### Problem to work on
Restate the data below word for word. Skip any images it contains.

### Working data
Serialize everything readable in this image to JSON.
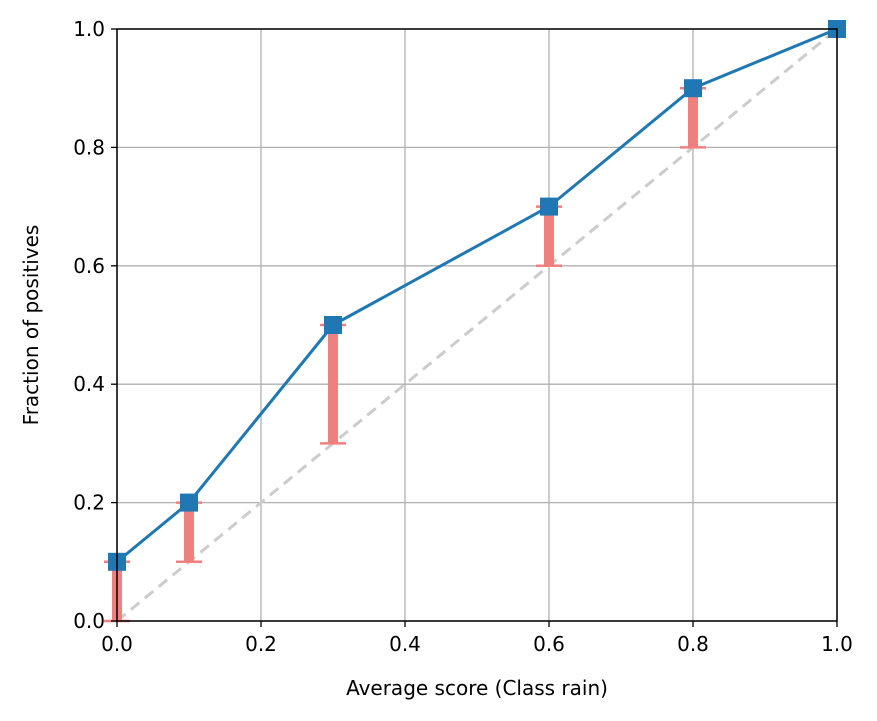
{
  "chart_data": {
    "type": "line",
    "title": "",
    "xlabel": "Average score (Class rain)",
    "ylabel": "Fraction of positives",
    "xlim": [
      0.0,
      1.0
    ],
    "ylim": [
      0.0,
      1.0
    ],
    "xticks": [
      "0.0",
      "0.2",
      "0.4",
      "0.6",
      "0.8",
      "1.0"
    ],
    "yticks": [
      "0.0",
      "0.2",
      "0.4",
      "0.6",
      "0.8",
      "1.0"
    ],
    "grid": true,
    "legend": "none",
    "series": [
      {
        "x": [
          0.0,
          0.1,
          0.3,
          0.6,
          0.8,
          1.0
        ],
        "y": [
          0.1,
          0.2,
          0.5,
          0.7,
          0.9,
          1.0
        ],
        "color": "#1f77b4",
        "marker": "square"
      }
    ],
    "error_bars": [
      {
        "x": 0.0,
        "low": 0.0,
        "high": 0.1
      },
      {
        "x": 0.1,
        "low": 0.1,
        "high": 0.2
      },
      {
        "x": 0.3,
        "low": 0.3,
        "high": 0.5
      },
      {
        "x": 0.6,
        "low": 0.6,
        "high": 0.7
      },
      {
        "x": 0.8,
        "low": 0.8,
        "high": 0.9
      }
    ],
    "error_bar_color": "#f08080",
    "reference_line": {
      "from": [
        0.0,
        0.0
      ],
      "to": [
        1.0,
        1.0
      ],
      "style": "dashed",
      "color": "#cccccc"
    }
  }
}
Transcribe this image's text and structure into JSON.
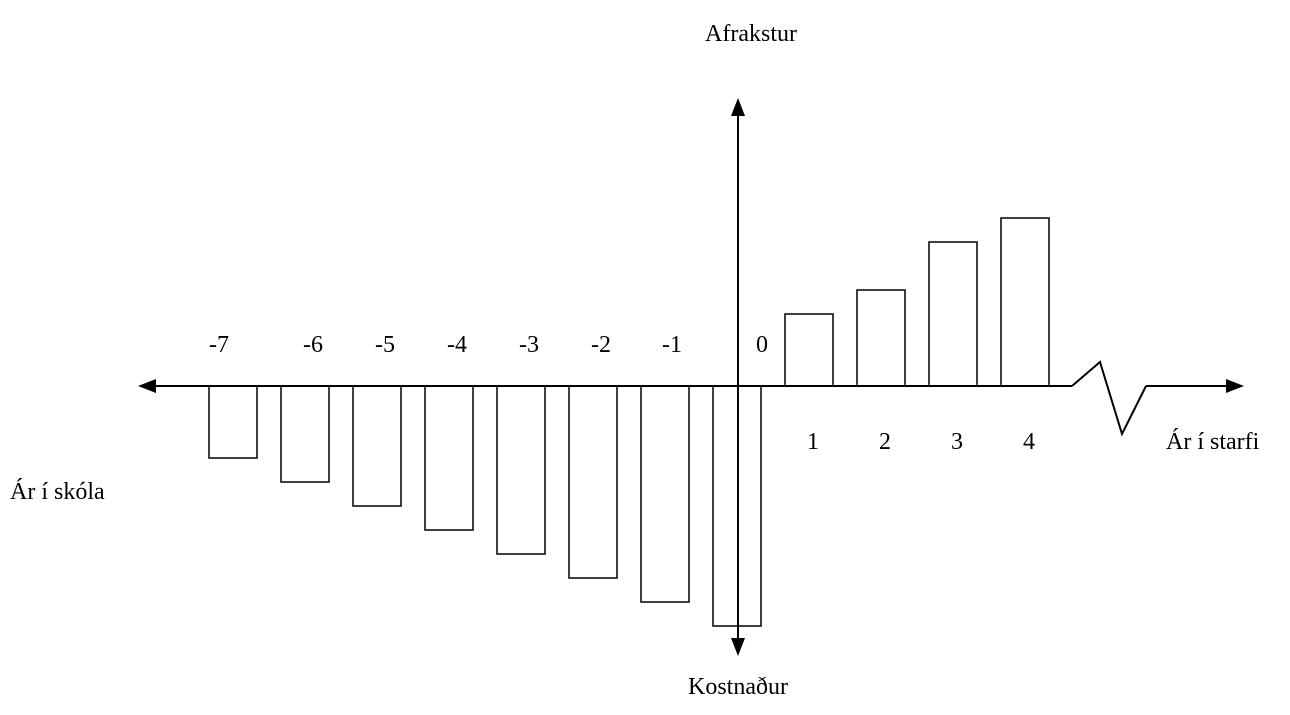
{
  "labels": {
    "top_axis": "Afrakstur",
    "bottom_axis": "Kostnaður",
    "left_axis": "Ár í skóla",
    "right_axis": "Ár í starfi"
  },
  "chart_data": {
    "type": "bar",
    "school_years": {
      "categories": [
        "-7",
        "-6",
        "-5",
        "-4",
        "-3",
        "-2",
        "-1",
        "0"
      ],
      "values": [
        -3,
        -4,
        -5,
        -6,
        -7,
        -8,
        -9,
        -10
      ]
    },
    "work_years": {
      "categories": [
        "1",
        "2",
        "3",
        "4"
      ],
      "values": [
        3,
        4,
        6,
        7
      ]
    },
    "axis_break": true,
    "ylim": [
      -10,
      7
    ]
  },
  "colors": {
    "ink": "#000000",
    "background": "#ffffff"
  }
}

### Worked answer
Serialize everything readable in this image to JSON.
{
  "chart_data": {
    "type": "line",
    "title": "",
    "xlabel": "Average score (Class rain)",
    "ylabel": "Fraction of positives",
    "xlim": [
      0.0,
      1.0
    ],
    "ylim": [
      0.0,
      1.0
    ],
    "xticks": [
      "0.0",
      "0.2",
      "0.4",
      "0.6",
      "0.8",
      "1.0"
    ],
    "yticks": [
      "0.0",
      "0.2",
      "0.4",
      "0.6",
      "0.8",
      "1.0"
    ],
    "grid": true,
    "legend": "none",
    "series": [
      {
        "x": [
          0.0,
          0.1,
          0.3,
          0.6,
          0.8,
          1.0
        ],
        "y": [
          0.1,
          0.2,
          0.5,
          0.7,
          0.9,
          1.0
        ],
        "color": "#1f77b4",
        "marker": "square"
      }
    ],
    "error_bars": [
      {
        "x": 0.0,
        "low": 0.0,
        "high": 0.1
      },
      {
        "x": 0.1,
        "low": 0.1,
        "high": 0.2
      },
      {
        "x": 0.3,
        "low": 0.3,
        "high": 0.5
      },
      {
        "x": 0.6,
        "low": 0.6,
        "high": 0.7
      },
      {
        "x": 0.8,
        "low": 0.8,
        "high": 0.9
      }
    ],
    "error_bar_color": "#f08080",
    "reference_line": {
      "from": [
        0.0,
        0.0
      ],
      "to": [
        1.0,
        1.0
      ],
      "style": "dashed",
      "color": "#cccccc"
    }
  }
}
Transcribe this image's text and structure into JSON.
{
  "labels": {
    "top_axis": "Afrakstur",
    "bottom_axis": "Kostnaður",
    "left_axis": "Ár í skóla",
    "right_axis": "Ár í starfi"
  },
  "chart_data": {
    "type": "bar",
    "school_years": {
      "categories": [
        "-7",
        "-6",
        "-5",
        "-4",
        "-3",
        "-2",
        "-1",
        "0"
      ],
      "values": [
        -3,
        -4,
        -5,
        -6,
        -7,
        -8,
        -9,
        -10
      ]
    },
    "work_years": {
      "categories": [
        "1",
        "2",
        "3",
        "4"
      ],
      "values": [
        3,
        4,
        6,
        7
      ]
    },
    "axis_break": true,
    "ylim": [
      -10,
      7
    ]
  },
  "colors": {
    "ink": "#000000",
    "background": "#ffffff"
  }
}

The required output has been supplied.